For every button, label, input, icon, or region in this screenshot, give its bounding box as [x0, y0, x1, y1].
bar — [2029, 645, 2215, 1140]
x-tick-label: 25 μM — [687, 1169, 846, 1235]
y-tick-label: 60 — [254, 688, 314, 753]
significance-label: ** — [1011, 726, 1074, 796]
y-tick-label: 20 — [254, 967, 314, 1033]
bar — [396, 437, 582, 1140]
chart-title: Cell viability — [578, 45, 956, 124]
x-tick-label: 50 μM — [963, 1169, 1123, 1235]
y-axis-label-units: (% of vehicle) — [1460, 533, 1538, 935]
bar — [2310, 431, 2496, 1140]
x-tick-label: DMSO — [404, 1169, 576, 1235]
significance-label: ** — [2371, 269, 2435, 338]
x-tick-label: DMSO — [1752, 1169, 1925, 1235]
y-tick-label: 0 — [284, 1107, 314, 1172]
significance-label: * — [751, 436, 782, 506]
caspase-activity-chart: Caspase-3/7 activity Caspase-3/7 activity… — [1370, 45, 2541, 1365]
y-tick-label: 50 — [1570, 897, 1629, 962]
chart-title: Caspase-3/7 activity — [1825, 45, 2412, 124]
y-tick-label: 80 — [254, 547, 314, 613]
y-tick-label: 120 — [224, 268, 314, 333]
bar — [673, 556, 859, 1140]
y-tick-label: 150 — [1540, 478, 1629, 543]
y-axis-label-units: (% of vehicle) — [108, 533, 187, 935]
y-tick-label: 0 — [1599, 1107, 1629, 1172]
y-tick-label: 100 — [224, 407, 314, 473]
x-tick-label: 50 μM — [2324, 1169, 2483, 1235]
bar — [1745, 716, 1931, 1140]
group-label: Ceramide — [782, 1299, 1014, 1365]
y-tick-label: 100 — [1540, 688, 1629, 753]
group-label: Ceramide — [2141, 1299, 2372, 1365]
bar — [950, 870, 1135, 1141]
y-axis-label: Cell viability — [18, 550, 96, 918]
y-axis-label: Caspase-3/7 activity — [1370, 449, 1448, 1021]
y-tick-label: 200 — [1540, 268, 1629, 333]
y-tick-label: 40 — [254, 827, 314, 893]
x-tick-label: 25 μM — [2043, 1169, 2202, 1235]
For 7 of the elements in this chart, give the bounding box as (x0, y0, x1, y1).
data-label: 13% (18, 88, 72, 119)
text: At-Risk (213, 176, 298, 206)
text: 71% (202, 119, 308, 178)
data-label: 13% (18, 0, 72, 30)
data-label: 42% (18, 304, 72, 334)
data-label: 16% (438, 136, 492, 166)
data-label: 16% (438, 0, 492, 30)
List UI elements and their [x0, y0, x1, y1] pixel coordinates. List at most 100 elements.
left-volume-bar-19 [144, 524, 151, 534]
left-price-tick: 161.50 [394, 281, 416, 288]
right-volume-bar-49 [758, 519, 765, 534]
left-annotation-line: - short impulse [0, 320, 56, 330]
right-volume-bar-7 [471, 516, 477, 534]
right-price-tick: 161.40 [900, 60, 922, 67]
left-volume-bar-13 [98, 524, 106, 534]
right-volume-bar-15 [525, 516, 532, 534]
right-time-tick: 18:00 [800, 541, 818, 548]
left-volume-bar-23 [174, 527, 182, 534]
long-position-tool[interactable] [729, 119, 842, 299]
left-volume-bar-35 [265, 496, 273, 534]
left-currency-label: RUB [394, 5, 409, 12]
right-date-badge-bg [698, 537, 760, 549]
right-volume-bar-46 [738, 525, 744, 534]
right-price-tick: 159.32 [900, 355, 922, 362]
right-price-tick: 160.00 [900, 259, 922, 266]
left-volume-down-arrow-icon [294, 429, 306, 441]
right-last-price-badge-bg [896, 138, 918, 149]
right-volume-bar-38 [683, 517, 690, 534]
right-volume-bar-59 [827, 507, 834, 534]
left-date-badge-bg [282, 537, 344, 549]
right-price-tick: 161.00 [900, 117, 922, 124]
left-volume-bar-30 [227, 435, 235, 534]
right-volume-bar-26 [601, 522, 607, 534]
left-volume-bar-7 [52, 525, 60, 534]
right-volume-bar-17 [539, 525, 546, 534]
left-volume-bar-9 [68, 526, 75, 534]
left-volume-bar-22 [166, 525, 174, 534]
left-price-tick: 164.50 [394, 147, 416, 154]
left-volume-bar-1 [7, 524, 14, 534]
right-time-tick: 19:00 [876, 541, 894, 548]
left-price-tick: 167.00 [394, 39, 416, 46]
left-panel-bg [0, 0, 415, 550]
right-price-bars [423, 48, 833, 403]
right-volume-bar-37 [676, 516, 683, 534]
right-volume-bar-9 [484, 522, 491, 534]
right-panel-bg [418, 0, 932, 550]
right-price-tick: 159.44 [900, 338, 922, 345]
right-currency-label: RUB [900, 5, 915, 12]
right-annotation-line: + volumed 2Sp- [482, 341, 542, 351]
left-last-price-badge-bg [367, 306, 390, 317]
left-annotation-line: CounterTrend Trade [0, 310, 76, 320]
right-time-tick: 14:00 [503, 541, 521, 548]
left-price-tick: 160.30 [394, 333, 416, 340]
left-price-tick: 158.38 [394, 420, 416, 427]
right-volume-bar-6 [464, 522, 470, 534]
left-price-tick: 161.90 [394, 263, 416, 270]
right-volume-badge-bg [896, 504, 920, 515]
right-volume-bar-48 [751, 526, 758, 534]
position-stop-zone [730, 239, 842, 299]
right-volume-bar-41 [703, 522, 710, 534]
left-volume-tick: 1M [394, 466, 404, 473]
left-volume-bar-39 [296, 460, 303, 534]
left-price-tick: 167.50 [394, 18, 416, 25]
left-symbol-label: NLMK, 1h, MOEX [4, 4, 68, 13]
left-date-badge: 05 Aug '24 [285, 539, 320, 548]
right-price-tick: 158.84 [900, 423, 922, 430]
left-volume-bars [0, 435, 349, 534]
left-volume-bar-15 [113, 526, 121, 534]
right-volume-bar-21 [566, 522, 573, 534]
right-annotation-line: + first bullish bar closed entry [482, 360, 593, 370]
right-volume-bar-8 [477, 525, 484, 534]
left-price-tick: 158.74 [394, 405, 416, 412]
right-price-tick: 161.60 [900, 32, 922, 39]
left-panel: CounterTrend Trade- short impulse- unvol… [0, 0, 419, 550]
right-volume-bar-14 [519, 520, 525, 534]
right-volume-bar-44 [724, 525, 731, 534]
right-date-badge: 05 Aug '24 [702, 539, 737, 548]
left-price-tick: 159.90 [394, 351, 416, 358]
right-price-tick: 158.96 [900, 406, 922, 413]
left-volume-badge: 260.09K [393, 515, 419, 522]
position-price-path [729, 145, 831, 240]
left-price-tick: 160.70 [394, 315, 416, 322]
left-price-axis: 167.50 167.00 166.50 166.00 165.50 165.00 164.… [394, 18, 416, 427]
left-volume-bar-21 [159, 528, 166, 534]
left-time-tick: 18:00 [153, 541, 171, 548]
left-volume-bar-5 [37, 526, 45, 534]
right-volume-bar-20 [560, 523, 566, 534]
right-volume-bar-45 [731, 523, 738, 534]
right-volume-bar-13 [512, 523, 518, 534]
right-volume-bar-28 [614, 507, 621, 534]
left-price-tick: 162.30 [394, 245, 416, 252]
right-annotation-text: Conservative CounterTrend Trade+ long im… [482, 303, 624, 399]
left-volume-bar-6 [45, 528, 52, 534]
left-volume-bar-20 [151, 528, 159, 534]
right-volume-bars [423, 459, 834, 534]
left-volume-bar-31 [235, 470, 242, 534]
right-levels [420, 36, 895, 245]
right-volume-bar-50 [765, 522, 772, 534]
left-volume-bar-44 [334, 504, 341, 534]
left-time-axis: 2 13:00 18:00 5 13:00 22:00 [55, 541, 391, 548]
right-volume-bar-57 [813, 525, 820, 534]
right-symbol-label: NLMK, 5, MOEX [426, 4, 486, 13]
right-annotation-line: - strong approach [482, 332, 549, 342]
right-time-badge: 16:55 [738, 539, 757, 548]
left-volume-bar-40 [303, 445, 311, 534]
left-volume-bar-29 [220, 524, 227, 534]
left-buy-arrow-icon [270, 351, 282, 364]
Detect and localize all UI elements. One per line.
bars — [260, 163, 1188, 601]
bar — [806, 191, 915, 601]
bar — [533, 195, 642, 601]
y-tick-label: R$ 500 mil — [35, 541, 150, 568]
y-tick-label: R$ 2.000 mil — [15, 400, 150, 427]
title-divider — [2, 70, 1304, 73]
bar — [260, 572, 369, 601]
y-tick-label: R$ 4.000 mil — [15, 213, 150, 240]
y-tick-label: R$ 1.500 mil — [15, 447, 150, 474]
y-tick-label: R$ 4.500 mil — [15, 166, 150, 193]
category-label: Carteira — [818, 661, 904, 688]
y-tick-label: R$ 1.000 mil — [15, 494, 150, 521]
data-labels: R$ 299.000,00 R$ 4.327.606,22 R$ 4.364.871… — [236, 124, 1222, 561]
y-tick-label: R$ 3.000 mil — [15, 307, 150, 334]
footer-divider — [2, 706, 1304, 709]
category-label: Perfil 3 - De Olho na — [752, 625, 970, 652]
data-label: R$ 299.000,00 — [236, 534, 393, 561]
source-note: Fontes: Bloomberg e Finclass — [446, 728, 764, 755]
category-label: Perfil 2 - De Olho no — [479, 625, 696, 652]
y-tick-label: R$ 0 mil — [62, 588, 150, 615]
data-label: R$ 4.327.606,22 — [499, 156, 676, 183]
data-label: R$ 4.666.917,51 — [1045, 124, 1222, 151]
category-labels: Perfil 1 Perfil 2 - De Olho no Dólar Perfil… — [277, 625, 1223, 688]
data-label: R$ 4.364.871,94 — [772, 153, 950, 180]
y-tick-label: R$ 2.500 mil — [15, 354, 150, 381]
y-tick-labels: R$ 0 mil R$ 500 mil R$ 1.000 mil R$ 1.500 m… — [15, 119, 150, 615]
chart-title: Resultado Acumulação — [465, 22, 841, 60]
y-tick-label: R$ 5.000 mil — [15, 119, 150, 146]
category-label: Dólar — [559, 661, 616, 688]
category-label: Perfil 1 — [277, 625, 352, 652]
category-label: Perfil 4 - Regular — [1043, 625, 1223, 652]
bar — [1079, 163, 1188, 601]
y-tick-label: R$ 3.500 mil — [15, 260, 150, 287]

#### PROMPT:
Please reproduce everything from the very start of the entries above down to the line containing "group-label: Ceramide — [2141, 1299, 2372, 1365]", both ends included, with every character unchanged.

#### EXERCISE SOLUTION:
For every button, label, input, icon, or region in this screenshot, give its bounding box as [x0, y0, x1, y1].
bar — [2029, 645, 2215, 1140]
x-tick-label: 25 μM — [687, 1169, 846, 1235]
y-tick-label: 60 — [254, 688, 314, 753]
significance-label: ** — [1011, 726, 1074, 796]
y-tick-label: 20 — [254, 967, 314, 1033]
bar — [396, 437, 582, 1140]
chart-title: Cell viability — [578, 45, 956, 124]
x-tick-label: 50 μM — [963, 1169, 1123, 1235]
y-axis-label-units: (% of vehicle) — [1460, 533, 1538, 935]
bar — [2310, 431, 2496, 1140]
x-tick-label: DMSO — [404, 1169, 576, 1235]
significance-label: ** — [2371, 269, 2435, 338]
x-tick-label: DMSO — [1752, 1169, 1925, 1235]
y-tick-label: 0 — [284, 1107, 314, 1172]
significance-label: * — [751, 436, 782, 506]
caspase-activity-chart: Caspase-3/7 activity Caspase-3/7 activity… — [1370, 45, 2541, 1365]
y-tick-label: 50 — [1570, 897, 1629, 962]
chart-title: Caspase-3/7 activity — [1825, 45, 2412, 124]
y-tick-label: 80 — [254, 547, 314, 613]
y-tick-label: 120 — [224, 268, 314, 333]
bar — [673, 556, 859, 1140]
y-tick-label: 150 — [1540, 478, 1629, 543]
y-axis-label-units: (% of vehicle) — [108, 533, 187, 935]
y-tick-label: 0 — [1599, 1107, 1629, 1172]
y-tick-label: 100 — [224, 407, 314, 473]
x-tick-label: 50 μM — [2324, 1169, 2483, 1235]
bar — [1745, 716, 1931, 1140]
group-label: Ceramide — [782, 1299, 1014, 1365]
y-tick-label: 100 — [1540, 688, 1629, 753]
group-label: Ceramide — [2141, 1299, 2372, 1365]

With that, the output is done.